# Entries taken from a collection
= = =

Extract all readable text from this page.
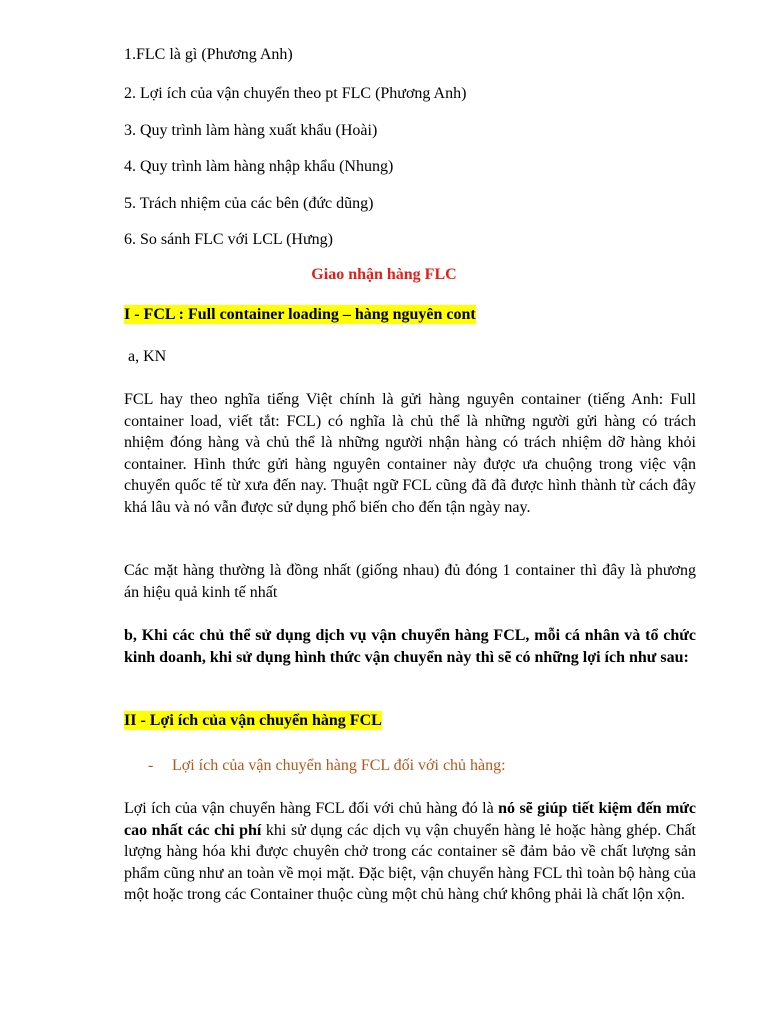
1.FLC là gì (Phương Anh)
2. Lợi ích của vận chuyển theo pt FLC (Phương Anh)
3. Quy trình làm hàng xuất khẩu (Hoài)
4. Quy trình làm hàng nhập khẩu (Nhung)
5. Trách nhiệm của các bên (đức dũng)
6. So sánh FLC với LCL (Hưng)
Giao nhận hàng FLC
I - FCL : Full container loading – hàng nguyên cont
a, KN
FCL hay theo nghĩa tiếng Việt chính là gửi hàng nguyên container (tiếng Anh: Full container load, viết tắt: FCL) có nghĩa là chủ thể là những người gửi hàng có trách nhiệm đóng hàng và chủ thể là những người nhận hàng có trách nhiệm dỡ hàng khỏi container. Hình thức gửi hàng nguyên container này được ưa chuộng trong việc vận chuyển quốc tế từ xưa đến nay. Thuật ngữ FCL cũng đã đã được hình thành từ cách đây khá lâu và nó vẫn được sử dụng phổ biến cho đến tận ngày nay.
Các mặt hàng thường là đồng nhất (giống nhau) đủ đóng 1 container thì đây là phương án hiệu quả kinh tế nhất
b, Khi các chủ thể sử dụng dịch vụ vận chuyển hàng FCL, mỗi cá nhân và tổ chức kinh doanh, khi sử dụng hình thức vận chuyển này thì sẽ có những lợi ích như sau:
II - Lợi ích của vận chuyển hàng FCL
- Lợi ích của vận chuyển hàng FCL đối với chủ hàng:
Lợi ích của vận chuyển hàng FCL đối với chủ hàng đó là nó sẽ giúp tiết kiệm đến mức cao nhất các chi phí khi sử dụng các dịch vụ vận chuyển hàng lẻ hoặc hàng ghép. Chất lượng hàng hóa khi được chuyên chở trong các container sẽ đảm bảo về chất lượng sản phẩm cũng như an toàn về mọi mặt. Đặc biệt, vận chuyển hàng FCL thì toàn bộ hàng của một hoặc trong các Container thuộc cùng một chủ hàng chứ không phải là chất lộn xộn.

= = =

# What is asked
Copy each line above where the string "khẩu" occurs.

# Output of the task
3. Quy trình làm hàng xuất khẩu (Hoài)
4. Quy trình làm hàng nhập khẩu (Nhung)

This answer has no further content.